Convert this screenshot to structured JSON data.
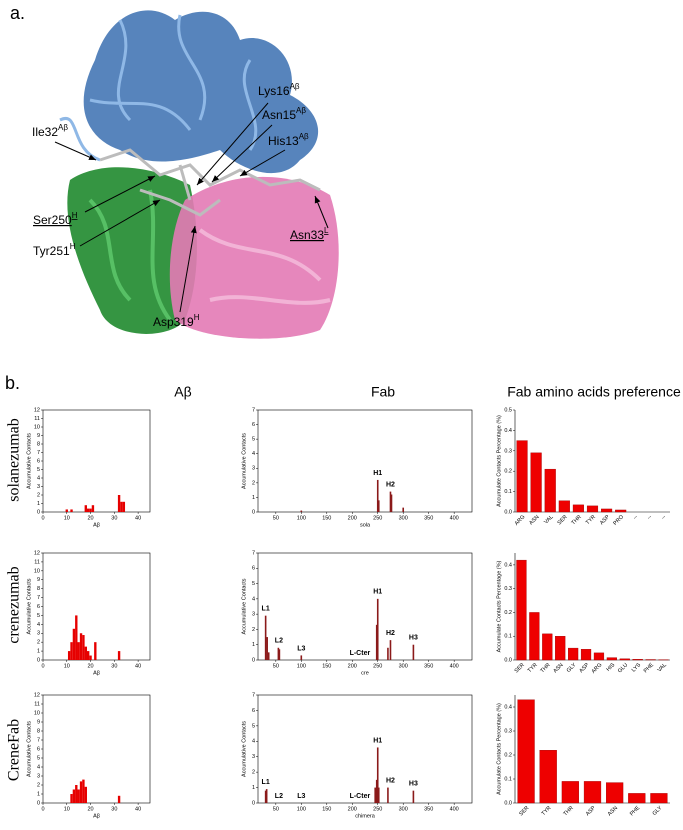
{
  "panel_a": {
    "label": "a.",
    "residues": [
      {
        "name": "Lys16",
        "sup": "Aβ"
      },
      {
        "name": "Asn15",
        "sup": "Aβ"
      },
      {
        "name": "His13",
        "sup": "Aβ"
      },
      {
        "name": "Ile32",
        "sup": "Aβ"
      },
      {
        "name": "Ser250",
        "sup": "H"
      },
      {
        "name": "Tyr251",
        "sup": "H"
      },
      {
        "name": "Asp319",
        "sup": "H"
      },
      {
        "name": "Asn33",
        "sup": "L"
      }
    ]
  },
  "panel_b": {
    "label": "b.",
    "columns": [
      "Aβ",
      "Fab",
      "Fab amino acids preference"
    ],
    "rows": [
      "solanezumab",
      "crenezumab",
      "CreneFab"
    ]
  },
  "chart_data": [
    {
      "type": "bar",
      "color": "#e60000",
      "xlabel": "Aβ",
      "ylabel": "Accumulative Contacts",
      "x": [
        10,
        12,
        18,
        19,
        20,
        21,
        32,
        33,
        34
      ],
      "values": [
        0.3,
        0.3,
        0.8,
        0.4,
        0.4,
        0.8,
        2,
        1.2,
        1.2
      ],
      "xlim": [
        0,
        45
      ],
      "xticks": [
        0,
        10,
        20,
        30,
        40
      ],
      "ylim": [
        0,
        12
      ],
      "yticks": [
        0,
        1,
        2,
        3,
        4,
        5,
        6,
        7,
        8,
        9,
        10,
        11,
        12
      ]
    },
    {
      "type": "bar",
      "color": "#8b1a1a",
      "xlabel": "sola",
      "ylabel": "Accumulative Contacts",
      "x": [
        100,
        250,
        252,
        275,
        277,
        300
      ],
      "values": [
        0.1,
        2.2,
        0.8,
        1.4,
        1.2,
        0.3
      ],
      "xlim": [
        15,
        435
      ],
      "xticks": [
        50,
        100,
        150,
        200,
        250,
        300,
        350,
        400
      ],
      "ylim": [
        0,
        7
      ],
      "yticks": [
        0,
        1,
        2,
        3,
        4,
        5,
        6,
        7
      ],
      "annotations": [
        {
          "label": "H1",
          "x": 250
        },
        {
          "label": "H2",
          "x": 275
        }
      ]
    },
    {
      "type": "bar",
      "color": "#ee0000",
      "ylabel": "Accumulate Contacts Percentage (%)",
      "categories": [
        "ARG",
        "ASN",
        "VAL",
        "SER",
        "THR",
        "TYR",
        "ASP",
        "PRO",
        "--",
        "--",
        "--"
      ],
      "values": [
        0.35,
        0.29,
        0.21,
        0.055,
        0.035,
        0.03,
        0.015,
        0.01,
        0,
        0,
        0
      ],
      "ylim": [
        0,
        0.5
      ],
      "yticks": [
        {
          "value": 0,
          "label": "0.0"
        },
        0.1,
        0.2,
        0.3,
        0.4,
        0.5
      ]
    },
    {
      "type": "bar",
      "color": "#e60000",
      "xlabel": "Aβ",
      "ylabel": "Accumulative Contacts",
      "x": [
        11,
        12,
        13,
        14,
        15,
        16,
        17,
        18,
        19,
        20,
        22,
        32
      ],
      "values": [
        1,
        2,
        3.5,
        5,
        2,
        3,
        2.8,
        1.5,
        1,
        0.5,
        2,
        1
      ],
      "xlim": [
        0,
        45
      ],
      "xticks": [
        0,
        10,
        20,
        30,
        40
      ],
      "ylim": [
        0,
        12
      ],
      "yticks": [
        0,
        1,
        2,
        3,
        4,
        5,
        6,
        7,
        8,
        9,
        10,
        11,
        12
      ]
    },
    {
      "type": "bar",
      "color": "#8b1a1a",
      "xlabel": "cre",
      "ylabel": "Accumulative Contacts",
      "x": [
        30,
        33,
        36,
        55,
        57,
        100,
        248,
        250,
        270,
        275,
        320
      ],
      "values": [
        2.9,
        1.5,
        0.5,
        0.8,
        0.7,
        0.3,
        2.3,
        4,
        0.8,
        1.3,
        1
      ],
      "xlim": [
        15,
        435
      ],
      "xticks": [
        50,
        100,
        150,
        200,
        250,
        300,
        350,
        400
      ],
      "ylim": [
        0,
        7
      ],
      "yticks": [
        0,
        1,
        2,
        3,
        4,
        5,
        6,
        7
      ],
      "annotations": [
        {
          "label": "L1",
          "x": 30
        },
        {
          "label": "L2",
          "x": 56
        },
        {
          "label": "L3",
          "x": 100
        },
        {
          "label": "L-Cter",
          "x": 215
        },
        {
          "label": "H1",
          "x": 250
        },
        {
          "label": "H2",
          "x": 275
        },
        {
          "label": "H3",
          "x": 320
        }
      ]
    },
    {
      "type": "bar",
      "color": "#ee0000",
      "ylabel": "Accumulate Contacts Percentage (%)",
      "categories": [
        "SER",
        "TYR",
        "THR",
        "ASN",
        "GLY",
        "ASP",
        "ARG",
        "HIS",
        "GLU",
        "LYS",
        "PHE",
        "VAL"
      ],
      "values": [
        0.42,
        0.2,
        0.11,
        0.1,
        0.05,
        0.045,
        0.03,
        0.01,
        0.005,
        0.003,
        0.002,
        0.001
      ],
      "ylim": [
        0,
        0.45
      ],
      "yticks": [
        {
          "value": 0,
          "label": "0.0"
        },
        0.1,
        0.2,
        0.3,
        0.4
      ]
    },
    {
      "type": "bar",
      "color": "#e60000",
      "xlabel": "Aβ",
      "ylabel": "Accumulative Contacts",
      "x": [
        12,
        13,
        14,
        15,
        16,
        17,
        18,
        32
      ],
      "values": [
        1,
        1.5,
        2,
        1.5,
        2.4,
        2.6,
        1.8,
        0.8
      ],
      "xlim": [
        0,
        45
      ],
      "xticks": [
        0,
        10,
        20,
        30,
        40
      ],
      "ylim": [
        0,
        12
      ],
      "yticks": [
        0,
        1,
        2,
        3,
        4,
        5,
        6,
        7,
        8,
        9,
        10,
        11,
        12
      ]
    },
    {
      "type": "bar",
      "color": "#8b1a1a",
      "xlabel": "chimera",
      "ylabel": "Accumulative Contacts",
      "x": [
        30,
        32,
        245,
        248,
        250,
        252,
        270,
        320
      ],
      "values": [
        0.8,
        0.9,
        1,
        1.5,
        3.6,
        1,
        1,
        0.8
      ],
      "xlim": [
        15,
        435
      ],
      "xticks": [
        50,
        100,
        150,
        200,
        250,
        300,
        350,
        400
      ],
      "ylim": [
        0,
        7
      ],
      "yticks": [
        0,
        1,
        2,
        3,
        4,
        5,
        6,
        7
      ],
      "annotations": [
        {
          "label": "L1",
          "x": 30
        },
        {
          "label": "L2",
          "x": 56
        },
        {
          "label": "L3",
          "x": 100
        },
        {
          "label": "L-Cter",
          "x": 215
        },
        {
          "label": "H1",
          "x": 250
        },
        {
          "label": "H2",
          "x": 275
        },
        {
          "label": "H3",
          "x": 320
        }
      ]
    },
    {
      "type": "bar",
      "color": "#ee0000",
      "ylabel": "Accumulate Contacts Percentage (%)",
      "categories": [
        "SER",
        "TYR",
        "THR",
        "ASP",
        "ASN",
        "PHE",
        "GLY"
      ],
      "values": [
        0.43,
        0.22,
        0.09,
        0.09,
        0.085,
        0.04,
        0.04
      ],
      "ylim": [
        0,
        0.45
      ],
      "yticks": [
        {
          "value": 0,
          "label": "0.0"
        },
        0.1,
        0.2,
        0.3,
        0.4
      ]
    }
  ]
}
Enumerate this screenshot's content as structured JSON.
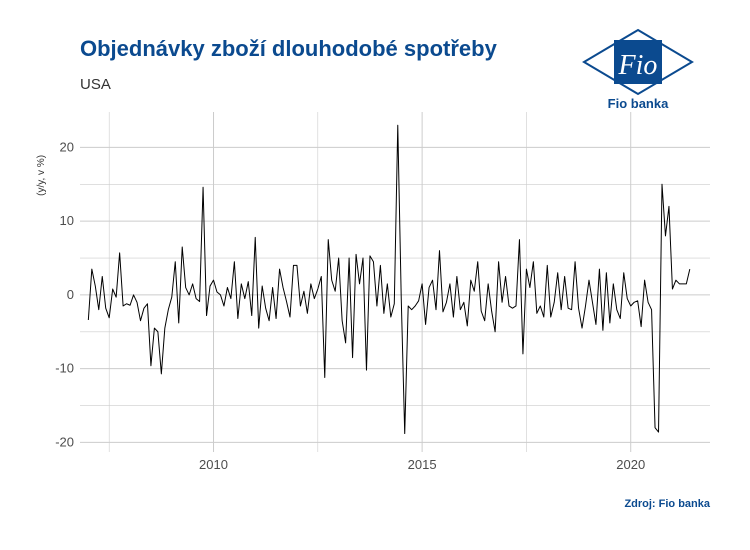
{
  "title": "Objednávky zboží dlouhodobé spotřeby",
  "subtitle": "USA",
  "source": "Zdroj: Fio banka",
  "logo": {
    "mark_text": "Fio",
    "brand_text": "Fio banka"
  },
  "colors": {
    "title": "#0b4a8f",
    "logo": "#0b4a8f",
    "line": "#000000",
    "grid": "#cccccc"
  },
  "chart_data": {
    "type": "line",
    "title": "Objednávky zboží dlouhodobé spotřeby",
    "subtitle": "USA",
    "xlabel": "",
    "ylabel": "(y/y, v %)",
    "xlim": [
      2006.8,
      2021.9
    ],
    "ylim": [
      -21.3,
      24.8
    ],
    "x_ticks": [
      2010,
      2015,
      2020
    ],
    "x_tick_labels": [
      "2010",
      "2015",
      "2020"
    ],
    "y_ticks": [
      -20,
      -10,
      0,
      10,
      20
    ],
    "y_tick_labels": [
      "-20",
      "-10",
      "0",
      "10",
      "20"
    ],
    "grid": true,
    "legend": "none",
    "series": [
      {
        "start": 2007.0,
        "step": 0.08333,
        "values": [
          -3.4,
          3.5,
          1.2,
          -2.0,
          2.5,
          -1.8,
          -3.1,
          0.8,
          -0.3,
          5.7,
          -1.5,
          -1.2,
          -1.4,
          0.0,
          -1.0,
          -3.5,
          -1.8,
          -1.2,
          -9.6,
          -4.5,
          -5.0,
          -10.7,
          -4.5,
          -2.0,
          -0.3,
          4.5,
          -3.8,
          6.5,
          1.0,
          0.0,
          1.5,
          -0.5,
          -0.9,
          14.6,
          -2.8,
          1.2,
          2.0,
          0.4,
          0.0,
          -1.5,
          1.0,
          -0.5,
          4.5,
          -3.2,
          1.5,
          -0.5,
          1.8,
          -2.8,
          7.8,
          -4.5,
          1.2,
          -1.8,
          -3.5,
          1.0,
          -3.2,
          3.5,
          1.0,
          -0.9,
          -3.0,
          4.0,
          4.0,
          -1.5,
          0.5,
          -2.5,
          1.5,
          -0.5,
          0.8,
          2.5,
          -11.2,
          7.5,
          2.0,
          0.5,
          5.0,
          -3.5,
          -6.5,
          5.0,
          -8.5,
          5.5,
          1.5,
          5.0,
          -10.2,
          5.3,
          4.5,
          -1.5,
          4.0,
          -2.5,
          1.5,
          -3.0,
          -1.2,
          23.0,
          -0.5,
          -18.8,
          -1.5,
          -2.0,
          -1.5,
          -0.8,
          1.5,
          -4.0,
          1.0,
          2.0,
          -2.0,
          6.0,
          -2.3,
          -1.0,
          1.5,
          -3.0,
          2.5,
          -2.0,
          -1.0,
          -4.2,
          2.0,
          0.5,
          4.5,
          -2.2,
          -3.5,
          1.5,
          -2.2,
          -5.0,
          4.5,
          -1.0,
          2.5,
          -1.5,
          -1.8,
          -1.5,
          7.5,
          -8.0,
          3.5,
          1.0,
          4.5,
          -2.5,
          -1.5,
          -3.0,
          4.0,
          -3.0,
          -1.0,
          3.0,
          -2.0,
          2.5,
          -1.8,
          -2.0,
          4.5,
          -1.8,
          -4.5,
          -1.5,
          2.0,
          -1.0,
          -4.0,
          3.5,
          -4.8,
          3.0,
          -3.8,
          1.5,
          -2.0,
          -3.2,
          3.0,
          -0.5,
          -1.5,
          -1.0,
          -0.8,
          -4.3,
          2.0,
          -1.0,
          -2.0,
          -18.0,
          -18.6,
          15.0,
          8.0,
          12.0,
          0.8,
          2.0,
          1.5,
          1.5,
          1.5,
          3.5
        ]
      }
    ]
  }
}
+++
Find how many lines of the entries contain "xlabel". Respond with the number only.

▶ **Response to the exercise**
7